__Data records__:
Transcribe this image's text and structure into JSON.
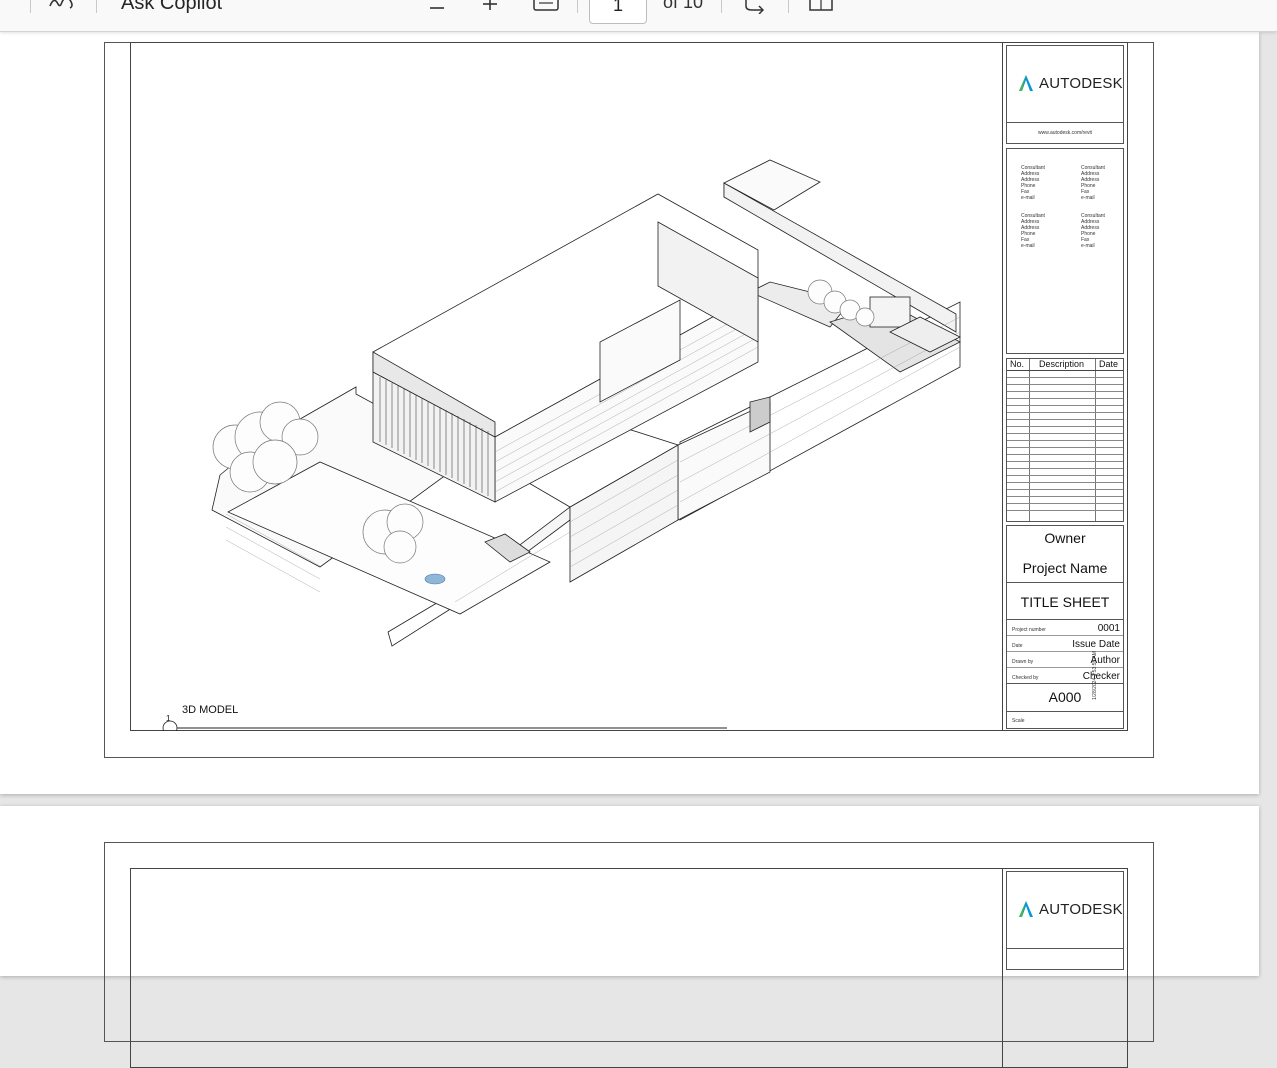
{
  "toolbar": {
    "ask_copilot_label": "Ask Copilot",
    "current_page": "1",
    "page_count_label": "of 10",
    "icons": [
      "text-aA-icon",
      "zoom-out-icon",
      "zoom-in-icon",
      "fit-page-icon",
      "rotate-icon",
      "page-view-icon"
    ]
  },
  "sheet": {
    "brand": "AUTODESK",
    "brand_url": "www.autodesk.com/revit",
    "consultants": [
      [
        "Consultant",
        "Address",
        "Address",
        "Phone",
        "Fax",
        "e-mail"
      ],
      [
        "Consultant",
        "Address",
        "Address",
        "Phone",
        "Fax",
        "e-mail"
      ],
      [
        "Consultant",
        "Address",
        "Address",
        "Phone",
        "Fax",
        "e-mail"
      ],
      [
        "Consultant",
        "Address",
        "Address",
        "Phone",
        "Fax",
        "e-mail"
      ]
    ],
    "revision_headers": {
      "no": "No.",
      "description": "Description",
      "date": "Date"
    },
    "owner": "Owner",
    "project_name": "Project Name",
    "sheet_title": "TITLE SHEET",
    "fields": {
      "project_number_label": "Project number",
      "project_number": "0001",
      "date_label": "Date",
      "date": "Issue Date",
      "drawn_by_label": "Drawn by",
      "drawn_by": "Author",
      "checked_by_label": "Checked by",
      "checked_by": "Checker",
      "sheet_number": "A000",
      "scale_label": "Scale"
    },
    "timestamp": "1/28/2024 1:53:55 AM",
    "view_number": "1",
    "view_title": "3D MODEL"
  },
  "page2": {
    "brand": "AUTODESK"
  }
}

__Task brief__: Leave the images out and output the remaining material exactly as it stands.

__Solution below__:
Transcribe this image's text and structure into JSON.
{
  "toolbar": {
    "ask_copilot_label": "Ask Copilot",
    "current_page": "1",
    "page_count_label": "of 10",
    "icons": [
      "text-aA-icon",
      "zoom-out-icon",
      "zoom-in-icon",
      "fit-page-icon",
      "rotate-icon",
      "page-view-icon"
    ]
  },
  "sheet": {
    "brand": "AUTODESK",
    "brand_url": "www.autodesk.com/revit",
    "consultants": [
      [
        "Consultant",
        "Address",
        "Address",
        "Phone",
        "Fax",
        "e-mail"
      ],
      [
        "Consultant",
        "Address",
        "Address",
        "Phone",
        "Fax",
        "e-mail"
      ],
      [
        "Consultant",
        "Address",
        "Address",
        "Phone",
        "Fax",
        "e-mail"
      ],
      [
        "Consultant",
        "Address",
        "Address",
        "Phone",
        "Fax",
        "e-mail"
      ]
    ],
    "revision_headers": {
      "no": "No.",
      "description": "Description",
      "date": "Date"
    },
    "owner": "Owner",
    "project_name": "Project Name",
    "sheet_title": "TITLE SHEET",
    "fields": {
      "project_number_label": "Project number",
      "project_number": "0001",
      "date_label": "Date",
      "date": "Issue Date",
      "drawn_by_label": "Drawn by",
      "drawn_by": "Author",
      "checked_by_label": "Checked by",
      "checked_by": "Checker",
      "sheet_number": "A000",
      "scale_label": "Scale"
    },
    "timestamp": "1/28/2024 1:53:55 AM",
    "view_number": "1",
    "view_title": "3D MODEL"
  },
  "page2": {
    "brand": "AUTODESK"
  }
}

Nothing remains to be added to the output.